Excerpts from a figure dataset:
= = =

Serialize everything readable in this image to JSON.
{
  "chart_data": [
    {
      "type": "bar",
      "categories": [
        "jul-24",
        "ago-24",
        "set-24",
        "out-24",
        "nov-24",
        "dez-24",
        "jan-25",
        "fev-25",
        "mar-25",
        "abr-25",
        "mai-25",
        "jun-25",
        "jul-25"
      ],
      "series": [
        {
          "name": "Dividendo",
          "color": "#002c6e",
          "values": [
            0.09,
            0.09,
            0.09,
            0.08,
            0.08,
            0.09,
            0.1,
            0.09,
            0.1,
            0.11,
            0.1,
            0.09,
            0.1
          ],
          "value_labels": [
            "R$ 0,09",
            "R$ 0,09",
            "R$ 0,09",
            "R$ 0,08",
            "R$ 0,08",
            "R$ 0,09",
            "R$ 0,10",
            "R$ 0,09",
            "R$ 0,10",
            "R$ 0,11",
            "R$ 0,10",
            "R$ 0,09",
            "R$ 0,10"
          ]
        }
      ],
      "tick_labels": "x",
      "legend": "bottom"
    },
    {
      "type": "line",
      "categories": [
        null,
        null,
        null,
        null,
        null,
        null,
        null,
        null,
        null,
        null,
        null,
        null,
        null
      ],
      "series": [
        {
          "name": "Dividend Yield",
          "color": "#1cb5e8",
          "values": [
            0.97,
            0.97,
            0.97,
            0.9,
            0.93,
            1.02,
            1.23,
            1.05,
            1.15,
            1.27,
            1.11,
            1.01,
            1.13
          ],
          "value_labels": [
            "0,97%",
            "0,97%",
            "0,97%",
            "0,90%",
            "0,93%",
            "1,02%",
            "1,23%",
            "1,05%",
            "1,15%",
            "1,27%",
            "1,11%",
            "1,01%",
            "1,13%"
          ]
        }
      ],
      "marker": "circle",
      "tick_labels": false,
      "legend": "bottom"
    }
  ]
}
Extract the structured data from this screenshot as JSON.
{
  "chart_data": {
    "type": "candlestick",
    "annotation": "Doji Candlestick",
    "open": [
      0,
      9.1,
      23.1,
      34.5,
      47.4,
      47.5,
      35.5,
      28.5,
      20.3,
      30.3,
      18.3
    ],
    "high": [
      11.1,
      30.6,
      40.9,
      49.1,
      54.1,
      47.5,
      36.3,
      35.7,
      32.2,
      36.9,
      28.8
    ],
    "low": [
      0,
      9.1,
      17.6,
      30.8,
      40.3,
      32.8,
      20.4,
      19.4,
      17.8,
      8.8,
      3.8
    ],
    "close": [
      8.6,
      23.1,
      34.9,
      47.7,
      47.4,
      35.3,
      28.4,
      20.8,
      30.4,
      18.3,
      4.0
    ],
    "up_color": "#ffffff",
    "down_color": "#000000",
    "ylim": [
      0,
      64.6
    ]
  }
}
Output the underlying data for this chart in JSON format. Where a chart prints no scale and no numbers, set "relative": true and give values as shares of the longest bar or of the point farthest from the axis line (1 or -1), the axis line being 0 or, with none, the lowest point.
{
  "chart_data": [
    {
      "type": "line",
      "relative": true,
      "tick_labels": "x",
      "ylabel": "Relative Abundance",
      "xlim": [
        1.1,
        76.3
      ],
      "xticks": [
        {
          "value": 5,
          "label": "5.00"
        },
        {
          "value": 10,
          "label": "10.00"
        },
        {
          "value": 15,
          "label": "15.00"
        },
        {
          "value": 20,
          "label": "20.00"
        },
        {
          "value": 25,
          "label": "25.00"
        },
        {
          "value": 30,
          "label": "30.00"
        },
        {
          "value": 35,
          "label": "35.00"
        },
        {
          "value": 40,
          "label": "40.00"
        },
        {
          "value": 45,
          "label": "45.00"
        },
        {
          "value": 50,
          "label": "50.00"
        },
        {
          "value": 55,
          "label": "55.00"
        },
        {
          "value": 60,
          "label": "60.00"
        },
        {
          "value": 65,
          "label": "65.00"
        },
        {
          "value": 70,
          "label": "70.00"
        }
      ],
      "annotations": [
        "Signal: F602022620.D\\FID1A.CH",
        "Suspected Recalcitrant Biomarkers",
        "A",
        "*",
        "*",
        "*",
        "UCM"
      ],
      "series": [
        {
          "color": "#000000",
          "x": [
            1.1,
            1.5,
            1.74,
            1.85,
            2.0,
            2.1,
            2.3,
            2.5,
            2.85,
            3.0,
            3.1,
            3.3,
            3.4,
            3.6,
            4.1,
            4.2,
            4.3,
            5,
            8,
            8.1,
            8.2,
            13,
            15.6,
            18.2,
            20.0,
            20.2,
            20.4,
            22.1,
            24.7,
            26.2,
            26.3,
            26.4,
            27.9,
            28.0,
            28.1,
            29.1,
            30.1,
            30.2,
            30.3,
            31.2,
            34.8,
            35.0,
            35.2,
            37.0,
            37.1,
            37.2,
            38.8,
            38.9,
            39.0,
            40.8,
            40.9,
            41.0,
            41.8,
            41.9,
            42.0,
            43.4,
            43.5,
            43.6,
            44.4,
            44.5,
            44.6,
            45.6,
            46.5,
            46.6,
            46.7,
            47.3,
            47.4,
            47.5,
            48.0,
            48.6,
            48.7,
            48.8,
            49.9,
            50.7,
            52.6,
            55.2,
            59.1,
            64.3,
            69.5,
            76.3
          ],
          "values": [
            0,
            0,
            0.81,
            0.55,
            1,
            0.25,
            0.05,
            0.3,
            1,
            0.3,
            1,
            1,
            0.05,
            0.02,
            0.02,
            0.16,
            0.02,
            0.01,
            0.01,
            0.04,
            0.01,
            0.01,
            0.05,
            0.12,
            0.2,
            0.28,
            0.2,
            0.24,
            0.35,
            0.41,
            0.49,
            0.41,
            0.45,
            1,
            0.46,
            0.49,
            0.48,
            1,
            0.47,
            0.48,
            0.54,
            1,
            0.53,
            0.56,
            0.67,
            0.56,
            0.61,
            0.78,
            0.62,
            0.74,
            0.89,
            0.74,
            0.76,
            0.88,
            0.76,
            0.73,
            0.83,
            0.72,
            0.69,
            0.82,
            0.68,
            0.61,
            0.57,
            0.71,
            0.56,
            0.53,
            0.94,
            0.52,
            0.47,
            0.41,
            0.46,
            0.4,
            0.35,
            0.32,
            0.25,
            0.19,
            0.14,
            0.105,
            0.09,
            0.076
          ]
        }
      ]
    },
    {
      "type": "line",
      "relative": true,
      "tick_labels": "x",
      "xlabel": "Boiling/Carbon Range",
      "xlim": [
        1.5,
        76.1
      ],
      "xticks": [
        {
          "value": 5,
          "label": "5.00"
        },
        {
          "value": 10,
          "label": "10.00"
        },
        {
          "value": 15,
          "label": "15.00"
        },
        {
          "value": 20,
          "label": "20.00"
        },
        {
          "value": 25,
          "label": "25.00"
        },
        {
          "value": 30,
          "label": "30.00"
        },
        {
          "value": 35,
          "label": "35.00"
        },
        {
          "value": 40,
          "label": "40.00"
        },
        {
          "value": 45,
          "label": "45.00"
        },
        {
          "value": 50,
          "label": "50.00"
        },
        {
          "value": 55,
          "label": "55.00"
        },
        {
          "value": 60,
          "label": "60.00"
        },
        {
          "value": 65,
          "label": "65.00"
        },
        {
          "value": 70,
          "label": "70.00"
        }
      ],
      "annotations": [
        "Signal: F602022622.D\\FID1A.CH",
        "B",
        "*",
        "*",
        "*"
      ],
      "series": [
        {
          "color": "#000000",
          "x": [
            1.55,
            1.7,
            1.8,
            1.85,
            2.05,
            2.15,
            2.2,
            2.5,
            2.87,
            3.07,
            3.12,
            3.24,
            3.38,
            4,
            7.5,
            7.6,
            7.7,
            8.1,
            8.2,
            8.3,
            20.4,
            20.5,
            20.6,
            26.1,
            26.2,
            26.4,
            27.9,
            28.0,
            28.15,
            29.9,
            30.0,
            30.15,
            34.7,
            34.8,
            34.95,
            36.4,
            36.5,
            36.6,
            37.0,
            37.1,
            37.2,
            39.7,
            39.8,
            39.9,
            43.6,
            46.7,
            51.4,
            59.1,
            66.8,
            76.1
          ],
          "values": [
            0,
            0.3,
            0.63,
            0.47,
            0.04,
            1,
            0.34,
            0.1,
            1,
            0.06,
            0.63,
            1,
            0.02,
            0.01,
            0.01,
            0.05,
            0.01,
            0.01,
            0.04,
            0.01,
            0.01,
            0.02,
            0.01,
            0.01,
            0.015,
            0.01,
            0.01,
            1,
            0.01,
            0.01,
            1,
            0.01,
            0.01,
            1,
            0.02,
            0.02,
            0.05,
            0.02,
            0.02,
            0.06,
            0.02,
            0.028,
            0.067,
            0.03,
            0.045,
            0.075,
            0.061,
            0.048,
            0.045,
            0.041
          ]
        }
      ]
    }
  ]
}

= = =

Task statement:
Look through the lines above and collect those with the word "Signal".

Reply:
        "Signal: F602022620.D\\FID1A.CH",
        "Signal: F602022622.D\\FID1A.CH",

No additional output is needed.